Short task ::
Pull out all lines from the listing below in which the word "doctor" appears.

Records provided ::
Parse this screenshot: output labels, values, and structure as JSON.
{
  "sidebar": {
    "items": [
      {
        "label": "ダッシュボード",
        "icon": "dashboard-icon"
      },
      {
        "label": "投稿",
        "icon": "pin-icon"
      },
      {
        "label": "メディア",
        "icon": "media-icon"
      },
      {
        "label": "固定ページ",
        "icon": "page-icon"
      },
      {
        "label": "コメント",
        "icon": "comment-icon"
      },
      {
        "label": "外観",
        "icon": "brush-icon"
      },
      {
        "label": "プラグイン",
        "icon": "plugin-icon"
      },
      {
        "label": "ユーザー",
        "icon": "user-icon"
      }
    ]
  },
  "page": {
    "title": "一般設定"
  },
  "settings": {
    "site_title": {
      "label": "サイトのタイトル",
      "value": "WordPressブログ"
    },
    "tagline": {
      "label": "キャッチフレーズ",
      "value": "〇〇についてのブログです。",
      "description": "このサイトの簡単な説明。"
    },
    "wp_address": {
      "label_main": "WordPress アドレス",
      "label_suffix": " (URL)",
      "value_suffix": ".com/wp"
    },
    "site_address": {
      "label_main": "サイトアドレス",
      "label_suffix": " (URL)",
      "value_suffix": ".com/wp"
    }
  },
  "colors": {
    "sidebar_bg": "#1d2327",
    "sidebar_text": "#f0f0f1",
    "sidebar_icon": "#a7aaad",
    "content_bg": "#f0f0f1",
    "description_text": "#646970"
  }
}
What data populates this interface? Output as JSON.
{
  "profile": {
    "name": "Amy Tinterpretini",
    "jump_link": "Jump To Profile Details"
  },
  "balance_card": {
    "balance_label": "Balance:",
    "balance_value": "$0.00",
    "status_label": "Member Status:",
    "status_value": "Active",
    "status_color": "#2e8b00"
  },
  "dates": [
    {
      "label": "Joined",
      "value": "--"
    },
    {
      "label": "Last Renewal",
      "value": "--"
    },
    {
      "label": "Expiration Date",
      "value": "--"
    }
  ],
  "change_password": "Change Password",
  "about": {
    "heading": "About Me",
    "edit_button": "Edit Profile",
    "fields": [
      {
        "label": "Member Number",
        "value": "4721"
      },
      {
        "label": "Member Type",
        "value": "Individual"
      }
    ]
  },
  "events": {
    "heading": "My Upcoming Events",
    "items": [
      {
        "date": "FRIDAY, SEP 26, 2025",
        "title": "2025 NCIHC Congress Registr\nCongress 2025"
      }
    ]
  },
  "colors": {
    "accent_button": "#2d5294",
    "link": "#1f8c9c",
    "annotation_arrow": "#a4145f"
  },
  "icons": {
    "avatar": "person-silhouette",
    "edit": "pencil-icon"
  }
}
* * *
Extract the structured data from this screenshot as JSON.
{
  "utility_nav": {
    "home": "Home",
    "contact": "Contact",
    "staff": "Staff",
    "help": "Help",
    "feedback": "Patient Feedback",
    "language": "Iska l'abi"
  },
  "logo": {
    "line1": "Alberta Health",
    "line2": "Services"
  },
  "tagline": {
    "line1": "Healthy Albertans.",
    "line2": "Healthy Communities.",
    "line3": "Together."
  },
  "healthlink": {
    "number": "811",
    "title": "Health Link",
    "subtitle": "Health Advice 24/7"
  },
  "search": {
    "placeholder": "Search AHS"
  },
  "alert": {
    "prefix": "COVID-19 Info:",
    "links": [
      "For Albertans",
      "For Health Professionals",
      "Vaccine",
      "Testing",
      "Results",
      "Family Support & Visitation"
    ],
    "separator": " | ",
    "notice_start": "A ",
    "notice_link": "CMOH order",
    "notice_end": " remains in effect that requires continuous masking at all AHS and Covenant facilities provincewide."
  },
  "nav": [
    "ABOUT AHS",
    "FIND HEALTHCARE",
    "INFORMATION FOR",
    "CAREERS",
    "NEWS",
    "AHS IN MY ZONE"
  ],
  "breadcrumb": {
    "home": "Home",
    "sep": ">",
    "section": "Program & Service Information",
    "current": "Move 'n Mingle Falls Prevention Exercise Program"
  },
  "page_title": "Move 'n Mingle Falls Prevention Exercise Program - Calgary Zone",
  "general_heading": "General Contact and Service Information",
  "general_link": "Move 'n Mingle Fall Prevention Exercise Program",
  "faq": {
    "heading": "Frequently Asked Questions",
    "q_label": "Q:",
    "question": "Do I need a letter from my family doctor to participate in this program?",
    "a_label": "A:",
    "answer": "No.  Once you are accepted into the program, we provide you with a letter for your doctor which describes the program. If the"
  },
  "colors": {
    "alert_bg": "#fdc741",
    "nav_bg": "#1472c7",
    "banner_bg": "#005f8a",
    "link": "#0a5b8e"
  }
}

Task result ::
    "question": "Do I need a letter from my family doctor to participate in this program?",
    "answer": "No.  Once you are accepted into the program, we provide you with a letter for your doctor which describes the program. If the"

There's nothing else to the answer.